[Data items]
□ □ □ □ □

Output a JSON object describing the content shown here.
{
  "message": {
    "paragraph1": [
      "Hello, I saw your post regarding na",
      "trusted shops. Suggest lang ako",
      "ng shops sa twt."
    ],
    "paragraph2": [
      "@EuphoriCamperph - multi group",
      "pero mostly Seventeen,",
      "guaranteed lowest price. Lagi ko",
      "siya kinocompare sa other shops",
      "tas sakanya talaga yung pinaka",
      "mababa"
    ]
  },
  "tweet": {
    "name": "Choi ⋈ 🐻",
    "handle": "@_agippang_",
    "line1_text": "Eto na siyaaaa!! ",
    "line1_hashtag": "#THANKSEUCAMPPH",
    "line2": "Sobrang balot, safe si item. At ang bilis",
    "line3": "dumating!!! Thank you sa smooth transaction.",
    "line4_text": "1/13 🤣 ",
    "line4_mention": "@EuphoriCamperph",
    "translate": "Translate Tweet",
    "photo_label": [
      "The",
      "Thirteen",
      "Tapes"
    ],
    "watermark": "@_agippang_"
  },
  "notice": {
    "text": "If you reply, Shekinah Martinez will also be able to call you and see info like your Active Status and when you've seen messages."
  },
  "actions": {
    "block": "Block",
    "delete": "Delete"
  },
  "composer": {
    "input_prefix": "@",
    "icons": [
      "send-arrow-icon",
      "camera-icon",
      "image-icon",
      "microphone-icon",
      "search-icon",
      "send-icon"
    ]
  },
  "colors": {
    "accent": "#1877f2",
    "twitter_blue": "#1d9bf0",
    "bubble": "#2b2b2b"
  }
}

□ □ □ □ □

The entries above should be repeated exactly, every one of them.

Output a JSON object describing the content shown here.
{
  "message": {
    "paragraph1": [
      "Hello, I saw your post regarding na",
      "trusted shops. Suggest lang ako",
      "ng shops sa twt."
    ],
    "paragraph2": [
      "@EuphoriCamperph - multi group",
      "pero mostly Seventeen,",
      "guaranteed lowest price. Lagi ko",
      "siya kinocompare sa other shops",
      "tas sakanya talaga yung pinaka",
      "mababa"
    ]
  },
  "tweet": {
    "name": "Choi ⋈ 🐻",
    "handle": "@_agippang_",
    "line1_text": "Eto na siyaaaa!! ",
    "line1_hashtag": "#THANKSEUCAMPPH",
    "line2": "Sobrang balot, safe si item. At ang bilis",
    "line3": "dumating!!! Thank you sa smooth transaction.",
    "line4_text": "1/13 🤣 ",
    "line4_mention": "@EuphoriCamperph",
    "translate": "Translate Tweet",
    "photo_label": [
      "The",
      "Thirteen",
      "Tapes"
    ],
    "watermark": "@_agippang_"
  },
  "notice": {
    "text": "If you reply, Shekinah Martinez will also be able to call you and see info like your Active Status and when you've seen messages."
  },
  "actions": {
    "block": "Block",
    "delete": "Delete"
  },
  "composer": {
    "input_prefix": "@",
    "icons": [
      "send-arrow-icon",
      "camera-icon",
      "image-icon",
      "microphone-icon",
      "search-icon",
      "send-icon"
    ]
  },
  "colors": {
    "accent": "#1877f2",
    "twitter_blue": "#1d9bf0",
    "bubble": "#2b2b2b"
  }
}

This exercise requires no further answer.